Recast the rows as a Markdown table with the columns Index and Content. Start with the line containing "x-tick <box>749 595 751 602</box>" and continue through the line containing "x-minor-tick <box>323 599 326 603</box>", numbering each line in order and omitting any blank lines.

::::

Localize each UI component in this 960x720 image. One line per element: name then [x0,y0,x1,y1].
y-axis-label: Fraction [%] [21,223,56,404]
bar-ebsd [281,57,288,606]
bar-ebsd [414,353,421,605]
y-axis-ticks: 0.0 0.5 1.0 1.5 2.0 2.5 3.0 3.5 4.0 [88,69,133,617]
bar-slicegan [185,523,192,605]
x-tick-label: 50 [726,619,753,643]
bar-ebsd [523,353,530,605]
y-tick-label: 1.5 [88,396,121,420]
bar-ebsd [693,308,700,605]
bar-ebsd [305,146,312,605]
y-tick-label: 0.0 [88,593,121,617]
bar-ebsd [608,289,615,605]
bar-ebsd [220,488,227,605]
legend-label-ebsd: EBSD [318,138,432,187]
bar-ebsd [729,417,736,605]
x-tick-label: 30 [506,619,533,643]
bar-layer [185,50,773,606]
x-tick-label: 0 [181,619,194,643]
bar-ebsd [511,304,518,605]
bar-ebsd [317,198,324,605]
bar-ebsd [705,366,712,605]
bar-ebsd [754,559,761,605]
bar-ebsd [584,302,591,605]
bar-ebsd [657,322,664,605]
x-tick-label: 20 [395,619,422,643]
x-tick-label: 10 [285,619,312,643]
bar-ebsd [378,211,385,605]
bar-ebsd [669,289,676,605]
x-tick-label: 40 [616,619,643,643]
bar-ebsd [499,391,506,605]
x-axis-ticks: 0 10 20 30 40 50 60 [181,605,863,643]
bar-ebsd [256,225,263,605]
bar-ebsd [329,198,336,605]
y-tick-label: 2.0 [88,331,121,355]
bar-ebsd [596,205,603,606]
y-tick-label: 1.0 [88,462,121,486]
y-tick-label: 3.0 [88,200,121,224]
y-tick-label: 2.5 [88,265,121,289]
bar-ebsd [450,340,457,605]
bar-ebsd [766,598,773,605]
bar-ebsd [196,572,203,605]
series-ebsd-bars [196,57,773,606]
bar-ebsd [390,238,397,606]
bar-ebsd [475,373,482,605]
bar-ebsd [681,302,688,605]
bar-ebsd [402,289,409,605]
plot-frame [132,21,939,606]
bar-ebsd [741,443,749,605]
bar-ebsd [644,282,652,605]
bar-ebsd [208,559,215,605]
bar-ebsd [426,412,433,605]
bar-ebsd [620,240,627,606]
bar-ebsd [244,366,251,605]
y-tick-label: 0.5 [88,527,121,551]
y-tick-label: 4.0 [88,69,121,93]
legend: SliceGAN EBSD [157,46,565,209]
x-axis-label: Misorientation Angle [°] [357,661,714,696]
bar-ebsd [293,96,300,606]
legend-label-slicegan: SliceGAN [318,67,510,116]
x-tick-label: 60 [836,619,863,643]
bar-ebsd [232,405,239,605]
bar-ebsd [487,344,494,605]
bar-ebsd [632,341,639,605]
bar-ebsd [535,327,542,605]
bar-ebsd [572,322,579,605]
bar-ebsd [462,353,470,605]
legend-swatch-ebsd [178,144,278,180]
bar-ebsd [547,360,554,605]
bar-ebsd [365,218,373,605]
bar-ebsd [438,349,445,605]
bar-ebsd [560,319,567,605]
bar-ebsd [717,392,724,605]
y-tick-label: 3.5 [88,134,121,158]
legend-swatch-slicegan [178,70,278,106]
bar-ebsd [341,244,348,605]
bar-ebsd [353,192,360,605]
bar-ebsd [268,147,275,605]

::::

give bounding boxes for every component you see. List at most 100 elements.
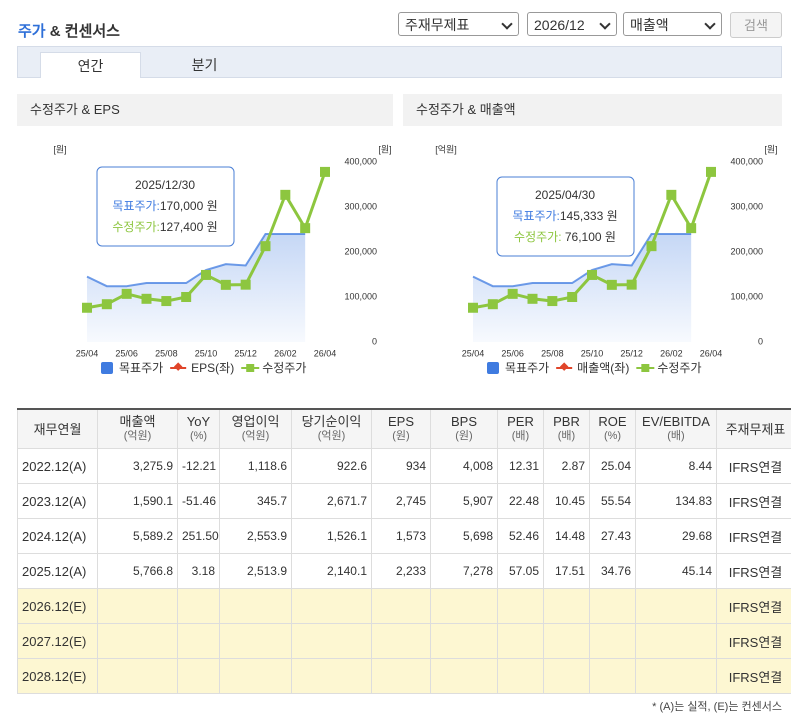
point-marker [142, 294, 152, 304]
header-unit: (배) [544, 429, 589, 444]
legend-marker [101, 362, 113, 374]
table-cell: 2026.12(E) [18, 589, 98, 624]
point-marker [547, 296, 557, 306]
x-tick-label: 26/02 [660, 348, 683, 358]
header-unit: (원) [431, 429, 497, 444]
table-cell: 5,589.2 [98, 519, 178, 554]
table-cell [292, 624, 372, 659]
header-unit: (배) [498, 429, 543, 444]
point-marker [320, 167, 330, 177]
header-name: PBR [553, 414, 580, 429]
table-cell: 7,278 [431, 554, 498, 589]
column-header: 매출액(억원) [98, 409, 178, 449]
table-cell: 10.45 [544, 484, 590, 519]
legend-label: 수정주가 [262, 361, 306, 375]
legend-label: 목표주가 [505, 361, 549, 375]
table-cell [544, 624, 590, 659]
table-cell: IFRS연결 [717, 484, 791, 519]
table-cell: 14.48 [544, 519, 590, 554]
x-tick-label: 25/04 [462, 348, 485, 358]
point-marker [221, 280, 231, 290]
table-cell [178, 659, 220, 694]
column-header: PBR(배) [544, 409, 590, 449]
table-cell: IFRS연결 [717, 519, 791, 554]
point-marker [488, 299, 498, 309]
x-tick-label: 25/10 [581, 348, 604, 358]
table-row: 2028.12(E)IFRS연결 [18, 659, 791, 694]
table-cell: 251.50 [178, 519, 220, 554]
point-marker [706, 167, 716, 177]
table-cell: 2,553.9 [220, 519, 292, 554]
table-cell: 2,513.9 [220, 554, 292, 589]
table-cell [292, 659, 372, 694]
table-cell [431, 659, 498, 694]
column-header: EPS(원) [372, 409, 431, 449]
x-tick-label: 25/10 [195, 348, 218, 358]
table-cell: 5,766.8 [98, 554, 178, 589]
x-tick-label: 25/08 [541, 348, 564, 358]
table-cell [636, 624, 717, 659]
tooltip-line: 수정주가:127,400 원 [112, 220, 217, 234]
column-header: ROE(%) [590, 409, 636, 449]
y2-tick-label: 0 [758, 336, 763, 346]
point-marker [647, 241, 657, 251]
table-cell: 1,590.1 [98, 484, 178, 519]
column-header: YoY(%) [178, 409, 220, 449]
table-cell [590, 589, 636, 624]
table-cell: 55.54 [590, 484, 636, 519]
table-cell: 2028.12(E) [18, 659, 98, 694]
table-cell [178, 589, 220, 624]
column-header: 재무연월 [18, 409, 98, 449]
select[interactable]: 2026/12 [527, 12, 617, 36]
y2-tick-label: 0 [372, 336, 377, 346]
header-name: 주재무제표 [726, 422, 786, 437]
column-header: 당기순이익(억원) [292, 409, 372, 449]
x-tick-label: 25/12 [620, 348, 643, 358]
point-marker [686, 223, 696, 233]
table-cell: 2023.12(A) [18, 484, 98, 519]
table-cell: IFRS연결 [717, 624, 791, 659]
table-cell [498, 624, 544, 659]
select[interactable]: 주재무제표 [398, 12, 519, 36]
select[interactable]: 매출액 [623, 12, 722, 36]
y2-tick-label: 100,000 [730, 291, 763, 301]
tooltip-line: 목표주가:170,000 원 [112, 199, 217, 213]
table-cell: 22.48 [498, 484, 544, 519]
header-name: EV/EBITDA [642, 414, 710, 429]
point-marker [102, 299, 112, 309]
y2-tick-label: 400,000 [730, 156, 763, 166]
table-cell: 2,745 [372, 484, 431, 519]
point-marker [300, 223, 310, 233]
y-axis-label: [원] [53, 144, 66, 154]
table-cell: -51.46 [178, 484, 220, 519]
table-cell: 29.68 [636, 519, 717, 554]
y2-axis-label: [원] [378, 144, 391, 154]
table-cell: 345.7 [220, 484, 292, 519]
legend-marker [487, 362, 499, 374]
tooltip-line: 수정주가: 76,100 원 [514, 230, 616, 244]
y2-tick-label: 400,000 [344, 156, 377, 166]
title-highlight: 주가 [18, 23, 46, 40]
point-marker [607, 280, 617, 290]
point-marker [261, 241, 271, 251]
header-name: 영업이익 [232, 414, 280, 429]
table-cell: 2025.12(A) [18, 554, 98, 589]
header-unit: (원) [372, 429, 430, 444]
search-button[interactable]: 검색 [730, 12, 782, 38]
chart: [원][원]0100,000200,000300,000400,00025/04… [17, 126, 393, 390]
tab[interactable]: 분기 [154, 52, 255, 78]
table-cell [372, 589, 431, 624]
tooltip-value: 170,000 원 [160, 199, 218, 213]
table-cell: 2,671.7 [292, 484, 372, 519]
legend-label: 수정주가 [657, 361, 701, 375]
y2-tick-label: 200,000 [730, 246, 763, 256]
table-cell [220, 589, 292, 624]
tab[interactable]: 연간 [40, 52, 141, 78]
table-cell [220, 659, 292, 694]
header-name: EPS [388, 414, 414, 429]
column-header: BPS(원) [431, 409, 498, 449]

::::

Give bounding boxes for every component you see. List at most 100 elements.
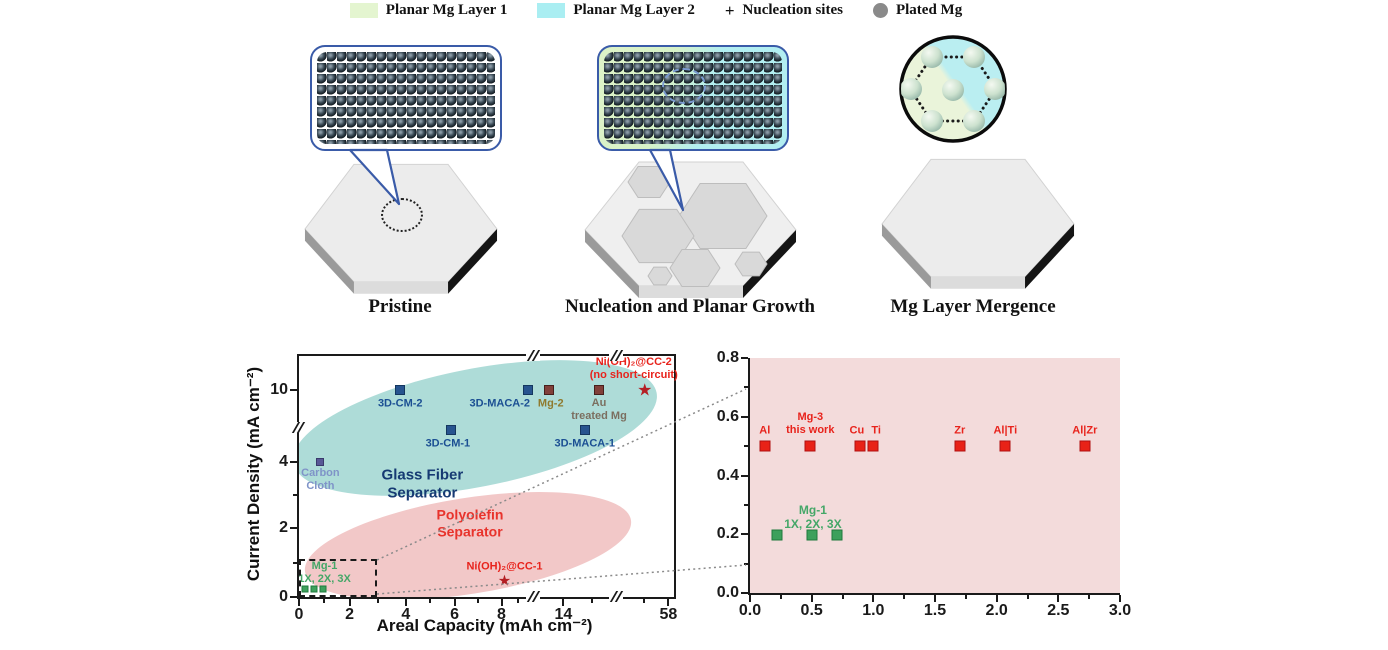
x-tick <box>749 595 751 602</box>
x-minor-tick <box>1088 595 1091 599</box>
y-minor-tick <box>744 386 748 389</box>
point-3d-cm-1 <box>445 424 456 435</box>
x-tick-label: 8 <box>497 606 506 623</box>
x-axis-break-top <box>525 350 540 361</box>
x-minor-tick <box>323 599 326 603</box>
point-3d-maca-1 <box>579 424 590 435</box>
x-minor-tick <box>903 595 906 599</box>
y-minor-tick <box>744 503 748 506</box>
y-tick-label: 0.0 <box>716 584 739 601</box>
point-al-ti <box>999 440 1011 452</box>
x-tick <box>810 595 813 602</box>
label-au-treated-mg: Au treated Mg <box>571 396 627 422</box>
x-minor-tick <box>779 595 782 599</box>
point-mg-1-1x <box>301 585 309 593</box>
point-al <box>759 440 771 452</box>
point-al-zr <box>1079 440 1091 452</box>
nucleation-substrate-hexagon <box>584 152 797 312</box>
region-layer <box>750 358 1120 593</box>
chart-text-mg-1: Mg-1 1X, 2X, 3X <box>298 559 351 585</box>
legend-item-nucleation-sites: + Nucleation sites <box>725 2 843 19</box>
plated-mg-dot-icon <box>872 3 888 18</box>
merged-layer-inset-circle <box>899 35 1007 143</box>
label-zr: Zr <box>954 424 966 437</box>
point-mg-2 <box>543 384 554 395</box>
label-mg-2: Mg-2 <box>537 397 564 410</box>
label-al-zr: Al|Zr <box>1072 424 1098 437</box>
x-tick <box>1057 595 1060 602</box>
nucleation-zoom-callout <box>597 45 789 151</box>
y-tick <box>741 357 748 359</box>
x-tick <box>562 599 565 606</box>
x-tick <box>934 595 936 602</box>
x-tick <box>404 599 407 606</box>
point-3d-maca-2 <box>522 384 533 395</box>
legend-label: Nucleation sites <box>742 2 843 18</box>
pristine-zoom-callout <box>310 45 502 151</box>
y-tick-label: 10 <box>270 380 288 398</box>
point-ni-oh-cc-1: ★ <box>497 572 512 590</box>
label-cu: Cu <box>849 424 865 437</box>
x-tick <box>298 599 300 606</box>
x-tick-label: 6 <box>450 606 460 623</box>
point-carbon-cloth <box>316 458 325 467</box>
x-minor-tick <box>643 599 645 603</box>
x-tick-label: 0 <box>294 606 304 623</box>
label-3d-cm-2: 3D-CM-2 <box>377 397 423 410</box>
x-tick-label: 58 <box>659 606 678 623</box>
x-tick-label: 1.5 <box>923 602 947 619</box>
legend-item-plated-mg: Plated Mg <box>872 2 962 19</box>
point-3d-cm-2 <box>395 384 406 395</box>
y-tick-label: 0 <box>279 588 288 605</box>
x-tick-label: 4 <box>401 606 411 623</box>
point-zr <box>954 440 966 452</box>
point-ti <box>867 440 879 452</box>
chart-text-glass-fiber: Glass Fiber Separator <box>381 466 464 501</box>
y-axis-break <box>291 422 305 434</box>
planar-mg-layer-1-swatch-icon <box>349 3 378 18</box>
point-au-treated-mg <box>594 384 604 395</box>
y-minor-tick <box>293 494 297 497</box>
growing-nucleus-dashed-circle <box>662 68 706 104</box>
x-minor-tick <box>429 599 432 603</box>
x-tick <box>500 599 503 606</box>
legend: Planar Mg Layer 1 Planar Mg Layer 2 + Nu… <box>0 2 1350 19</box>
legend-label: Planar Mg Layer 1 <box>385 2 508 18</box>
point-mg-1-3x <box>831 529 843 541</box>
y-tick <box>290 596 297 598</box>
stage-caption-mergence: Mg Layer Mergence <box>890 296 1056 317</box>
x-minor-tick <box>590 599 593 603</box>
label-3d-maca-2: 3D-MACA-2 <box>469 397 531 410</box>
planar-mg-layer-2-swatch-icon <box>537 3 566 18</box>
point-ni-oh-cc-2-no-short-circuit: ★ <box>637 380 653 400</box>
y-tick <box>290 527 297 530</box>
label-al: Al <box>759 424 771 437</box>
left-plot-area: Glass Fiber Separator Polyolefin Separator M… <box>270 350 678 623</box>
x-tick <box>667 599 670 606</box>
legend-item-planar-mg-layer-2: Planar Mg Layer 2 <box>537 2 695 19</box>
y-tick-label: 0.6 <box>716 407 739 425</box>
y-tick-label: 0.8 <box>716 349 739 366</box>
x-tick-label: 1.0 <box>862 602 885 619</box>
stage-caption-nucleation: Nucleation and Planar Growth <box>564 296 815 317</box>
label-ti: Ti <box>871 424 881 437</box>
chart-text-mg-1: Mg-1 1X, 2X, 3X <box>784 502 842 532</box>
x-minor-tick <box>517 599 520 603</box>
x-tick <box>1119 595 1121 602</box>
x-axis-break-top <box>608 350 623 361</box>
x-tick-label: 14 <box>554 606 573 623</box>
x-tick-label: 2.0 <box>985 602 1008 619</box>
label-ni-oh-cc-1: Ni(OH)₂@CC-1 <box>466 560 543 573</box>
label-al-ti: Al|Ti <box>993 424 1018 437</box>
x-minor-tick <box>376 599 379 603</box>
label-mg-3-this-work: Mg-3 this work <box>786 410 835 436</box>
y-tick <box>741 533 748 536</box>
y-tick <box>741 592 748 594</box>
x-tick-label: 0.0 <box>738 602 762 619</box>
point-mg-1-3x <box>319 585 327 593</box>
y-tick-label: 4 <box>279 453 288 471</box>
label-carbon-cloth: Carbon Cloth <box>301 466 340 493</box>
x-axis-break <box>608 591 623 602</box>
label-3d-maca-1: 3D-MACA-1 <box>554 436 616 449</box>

::::

:: Completed exercise ::
| Index | Content |
|---|---|
| 1 | x-tick <box>749 595 751 602</box> |
| 2 | x-minor-tick <box>1088 595 1091 599</box> |
| 3 | y-minor-tick <box>744 386 748 389</box> |
| 4 | point-3d-cm-1 <box>445 424 456 435</box> |
| 5 | x-tick-label: 8 <box>497 606 506 623</box> |
| 6 | x-axis-break-top <box>525 350 540 361</box> |
| 7 | x-minor-tick <box>323 599 326 603</box> |